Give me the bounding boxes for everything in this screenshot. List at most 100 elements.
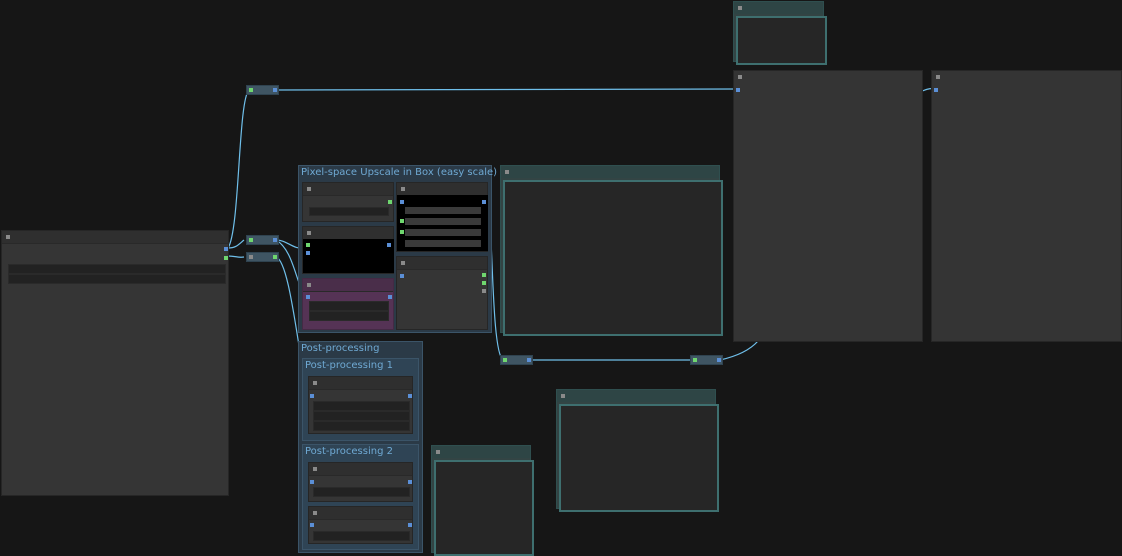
node-widget[interactable] — [313, 411, 410, 421]
preview-image-node[interactable] — [733, 1, 827, 65]
upscale-by-node[interactable] — [302, 278, 394, 330]
output-port[interactable] — [717, 358, 721, 362]
post-processing-node[interactable] — [308, 462, 413, 502]
collapse-toggle[interactable] — [505, 170, 509, 174]
post-processing-node[interactable] — [308, 506, 413, 544]
node-header[interactable] — [303, 279, 393, 292]
collapse-toggle[interactable] — [307, 283, 311, 287]
large-node[interactable] — [931, 70, 1122, 342]
node-header[interactable] — [303, 183, 393, 196]
reroute-node[interactable] — [690, 355, 723, 365]
preview-image-node[interactable] — [500, 165, 723, 336]
node-header[interactable] — [397, 257, 487, 270]
reroute-node[interactable] — [246, 85, 279, 95]
collapse-toggle[interactable] — [6, 235, 10, 239]
input-port[interactable] — [400, 200, 404, 204]
node-header[interactable] — [2, 231, 228, 244]
output-port[interactable] — [388, 295, 392, 299]
collapse-toggle[interactable] — [738, 75, 742, 79]
image-node[interactable] — [302, 226, 394, 274]
collapse-toggle[interactable] — [936, 75, 940, 79]
output-port[interactable] — [482, 200, 486, 204]
output-port[interactable] — [482, 289, 486, 293]
collapse-toggle[interactable] — [313, 467, 317, 471]
input-port[interactable] — [306, 243, 310, 247]
collapse-toggle[interactable] — [561, 394, 565, 398]
input-port[interactable] — [310, 480, 314, 484]
node-widget[interactable] — [309, 207, 389, 216]
node-header[interactable] — [309, 463, 412, 476]
node-header[interactable] — [734, 71, 922, 83]
node-widget[interactable] — [8, 274, 226, 284]
image-preview-area — [434, 460, 534, 556]
input-port[interactable] — [736, 88, 740, 92]
collapse-toggle[interactable] — [401, 261, 405, 265]
input-port[interactable] — [306, 251, 310, 255]
input-port[interactable] — [693, 358, 697, 362]
output-port[interactable] — [388, 200, 392, 204]
input-port[interactable] — [249, 88, 253, 92]
collapse-toggle[interactable] — [313, 511, 317, 515]
node-widget[interactable] — [405, 207, 481, 214]
node-widget[interactable] — [405, 218, 481, 225]
image-scale-node[interactable] — [396, 256, 488, 330]
output-port[interactable] — [527, 358, 531, 362]
output-port[interactable] — [273, 255, 277, 259]
node-widget[interactable] — [8, 264, 226, 274]
input-port[interactable] — [249, 255, 253, 259]
node-widget[interactable] — [313, 421, 410, 431]
output-port[interactable] — [482, 281, 486, 285]
upscale-model-loader-node[interactable] — [302, 182, 394, 222]
input-port[interactable] — [310, 394, 314, 398]
input-port[interactable] — [249, 238, 253, 242]
reroute-node[interactable] — [500, 355, 533, 365]
reroute-node[interactable] — [246, 235, 279, 245]
node-widget[interactable] — [405, 229, 481, 236]
collapse-toggle[interactable] — [401, 187, 405, 191]
node-header[interactable] — [309, 377, 412, 390]
node-widget[interactable] — [309, 311, 389, 321]
collapse-toggle[interactable] — [436, 450, 440, 454]
checkpoint-loader-node[interactable] — [1, 230, 229, 496]
preview-image-node[interactable] — [431, 445, 534, 556]
input-port[interactable] — [400, 219, 404, 223]
input-port[interactable] — [934, 88, 938, 92]
output-port[interactable] — [408, 394, 412, 398]
node-header[interactable] — [501, 166, 719, 178]
node-widget[interactable] — [313, 487, 410, 497]
collapse-toggle[interactable] — [738, 6, 742, 10]
collapse-toggle[interactable] — [313, 381, 317, 385]
node-header[interactable] — [432, 446, 530, 458]
link-wire — [227, 89, 250, 249]
output-port[interactable] — [224, 256, 228, 260]
output-port[interactable] — [482, 273, 486, 277]
image-preview-area — [559, 404, 719, 512]
output-port[interactable] — [224, 247, 228, 251]
node-header[interactable] — [309, 507, 412, 520]
preview-image-node[interactable] — [556, 389, 719, 512]
input-port[interactable] — [400, 274, 404, 278]
post-processing-node[interactable] — [308, 376, 413, 434]
node-header[interactable] — [932, 71, 1121, 83]
input-port[interactable] — [503, 358, 507, 362]
output-port[interactable] — [408, 480, 412, 484]
input-port[interactable] — [400, 230, 404, 234]
input-port[interactable] — [310, 523, 314, 527]
output-port[interactable] — [273, 88, 277, 92]
collapse-toggle[interactable] — [307, 187, 311, 191]
node-header[interactable] — [557, 390, 715, 402]
output-port[interactable] — [273, 238, 277, 242]
output-port[interactable] — [387, 243, 391, 247]
collapse-toggle[interactable] — [307, 231, 311, 235]
upscale-image-node[interactable] — [396, 182, 488, 252]
reroute-node[interactable] — [246, 252, 279, 262]
node-widget[interactable] — [313, 531, 410, 541]
node-widget[interactable] — [313, 401, 410, 411]
node-widget[interactable] — [405, 240, 481, 247]
large-node[interactable] — [733, 70, 923, 342]
link-wire — [275, 88, 737, 91]
input-port[interactable] — [306, 295, 310, 299]
node-widget[interactable] — [309, 301, 389, 311]
output-port[interactable] — [408, 523, 412, 527]
node-header[interactable] — [734, 2, 823, 14]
++++
* Tugas Anda: Masukkan semua baris dari seluruh catatan di atas ke dalam tabel Markdown dengan kolom "No" untuk nomor urut dan kolom "Baris" untuk isi baris, dan lewati baris kosong. Gambar tidak perlu disertakan dalam jawaban.

* Jawaban Latihan:
| No | Baris |
|---|---|
| 1 | Give me the bounding boxes for everything in this screenshot. List at most 100 elements. |
| 2 | node-widget[interactable] — [313, 411, 410, 421] |
| 3 | preview-image-node[interactable] — [733, 1, 827, 65] |
| 4 | upscale-by-node[interactable] — [302, 278, 394, 330] |
| 5 | output-port[interactable] — [717, 358, 721, 362] |
| 6 | post-processing-node[interactable] — [308, 462, 413, 502] |
| 7 | collapse-toggle[interactable] — [505, 170, 509, 174] |
| 8 | post-processing-node[interactable] — [308, 506, 413, 544] |
| 9 | node-header[interactable] — [303, 279, 393, 292] |
| 10 | collapse-toggle[interactable] — [307, 283, 311, 287] |
| 11 | large-node[interactable] — [931, 70, 1122, 342] |
| 12 | node-header[interactable] — [303, 183, 393, 196] |
| 13 | reroute-node[interactable] — [690, 355, 723, 365] |
| 14 | preview-image-node[interactable] — [500, 165, 723, 336] |
| 15 | node-header[interactable] — [397, 257, 487, 270] |
| 16 | reroute-node[interactable] — [246, 85, 279, 95] |
| 17 | collapse-toggle[interactable] — [6, 235, 10, 239] |
| 18 | input-port[interactable] — [400, 200, 404, 204] |
| 19 | node-header[interactable] — [2, 231, 228, 244] |
| 20 | output-port[interactable] — [388, 295, 392, 299] |
| 21 | collapse-toggle[interactable] — [738, 75, 742, 79] |
| 22 | image-node[interactable] — [302, 226, 394, 274] |
| 23 | collapse-toggle[interactable] — [936, 75, 940, 79] |
| 24 | output-port[interactable] — [482, 200, 486, 204] |
| 25 | output-port[interactable] — [482, 289, 486, 293] |
| 26 | collapse-toggle[interactable] — [313, 467, 317, 471] |
| 27 | input-port[interactable] — [306, 243, 310, 247] |
| 28 | collapse-toggle[interactable] — [561, 394, 565, 398] |
| 29 | input-port[interactable] — [310, 480, 314, 484] |
| 30 | node-widget[interactable] — [309, 207, 389, 216] |
| 31 | node-header[interactable] — [309, 463, 412, 476] |
| 32 | node-header[interactable] — [734, 71, 922, 83] |
| 33 | node-widget[interactable] — [8, 274, 226, 284] |
| 34 | image-preview-area — [434, 460, 534, 556] |
| 35 | input-port[interactable] — [736, 88, 740, 92] |
| 36 | collapse-toggle[interactable] — [401, 261, 405, 265] |
| 37 | input-port[interactable] — [306, 251, 310, 255] |
| 38 | input-port[interactable] — [693, 358, 697, 362] |
| 39 | output-port[interactable] — [388, 200, 392, 204] |
| 40 | input-port[interactable] — [249, 88, 253, 92] |
| 41 | collapse-toggle[interactable] — [313, 511, 317, 515] |
| 42 | node-widget[interactable] — [405, 207, 481, 214] |
| 43 | node-widget[interactable] — [405, 218, 481, 225] |
| 44 | image-scale-node[interactable] — [396, 256, 488, 330] |
| 45 | output-port[interactable] — [527, 358, 531, 362] |
| 46 | output-port[interactable] — [273, 255, 277, 259] |
| 47 | node-widget[interactable] — [8, 264, 226, 274] |
| 48 | input-port[interactable] — [249, 255, 253, 259] |
| 49 | node-widget[interactable] — [313, 421, 410, 431] |
| 50 | output-port[interactable] — [482, 281, 486, 285] |
| 51 | upscale-model-loader-node[interactable] — [302, 182, 394, 222] |
| 52 | input-port[interactable] — [310, 394, 314, 398] |
| 53 | input-port[interactable] — [249, 238, 253, 242] |
| 54 | reroute-node[interactable] — [500, 355, 533, 365] |
| 55 | reroute-node[interactable] — [246, 235, 279, 245] |
| 56 | node-widget[interactable] — [405, 229, 481, 236] |
| 57 | collapse-toggle[interactable] — [401, 187, 405, 191] |
| 58 | node-header[interactable] — [309, 377, 412, 390] |
| 59 | node-widget[interactable] — [309, 311, 389, 321] |
| 60 | collapse-toggle[interactable] — [436, 450, 440, 454] |
| 61 | checkpoint-loader-node[interactable] — [1, 230, 229, 496] |
| 62 | preview-image-node[interactable] — [431, 445, 534, 556] |
| 63 | input-port[interactable] — [400, 219, 404, 223] |
| 64 | input-port[interactable] — [934, 88, 938, 92] |
| 65 | output-port[interactable] — [408, 394, 412, 398] |
| 66 | node-header[interactable] — [501, 166, 719, 178] |
| 67 | node-widget[interactable] — [313, 487, 410, 497] |
| 68 | collapse-toggle[interactable] — [738, 6, 742, 10] |
| 69 | collapse-toggle[interactable] — [313, 381, 317, 385] |
| 70 | node-header[interactable] — [432, 446, 530, 458] |
| 71 | link-wire — [227, 89, 250, 249] |
| 72 | output-port[interactable] — [224, 256, 228, 260] |
| 73 | output-port[interactable] — [482, 273, 486, 277] |
| 74 | image-preview-area — [559, 404, 719, 512] |
| 75 | output-port[interactable] — [224, 247, 228, 251] |
| 76 | node-header[interactable] — [309, 507, 412, 520] |
| 77 | preview-image-node[interactable] — [556, 389, 719, 512] |
| 78 | input-port[interactable] — [400, 274, 404, 278] |
| 79 | post-processing-node[interactable] — [308, 376, 413, 434] |
| 80 | node-header[interactable] — [932, 71, 1121, 83] |
| 81 | input-port[interactable] — [503, 358, 507, 362] |
| 82 | output-port[interactable] — [408, 480, 412, 484] |
| 83 | input-port[interactable] — [400, 230, 404, 234] |
| 84 | input-port[interactable] — [310, 523, 314, 527] |
| 85 | output-port[interactable] — [273, 88, 277, 92] |
| 86 | collapse-toggle[interactable] — [307, 187, 311, 191] |
| 87 | node-header[interactable] — [557, 390, 715, 402] |
| 88 | output-port[interactable] — [273, 238, 277, 242] |
| 89 | output-port[interactable] — [387, 243, 391, 247] |
| 90 | collapse-toggle[interactable] — [307, 231, 311, 235] |
| 91 | upscale-image-node[interactable] — [396, 182, 488, 252] |
| 92 | reroute-node[interactable] — [246, 252, 279, 262] |
| 93 | node-widget[interactable] — [313, 531, 410, 541] |
| 94 | node-widget[interactable] — [313, 401, 410, 411] |
| 95 | node-widget[interactable] — [405, 240, 481, 247] |
| 96 | large-node[interactable] — [733, 70, 923, 342] |
| 97 | link-wire — [275, 88, 737, 91] |
| 98 | input-port[interactable] — [306, 295, 310, 299] |
| 99 | node-widget[interactable] — [309, 301, 389, 311] |
| 100 | output-port[interactable] — [408, 523, 412, 527] |
| 101 | node-header[interactable] — [734, 2, 823, 14] |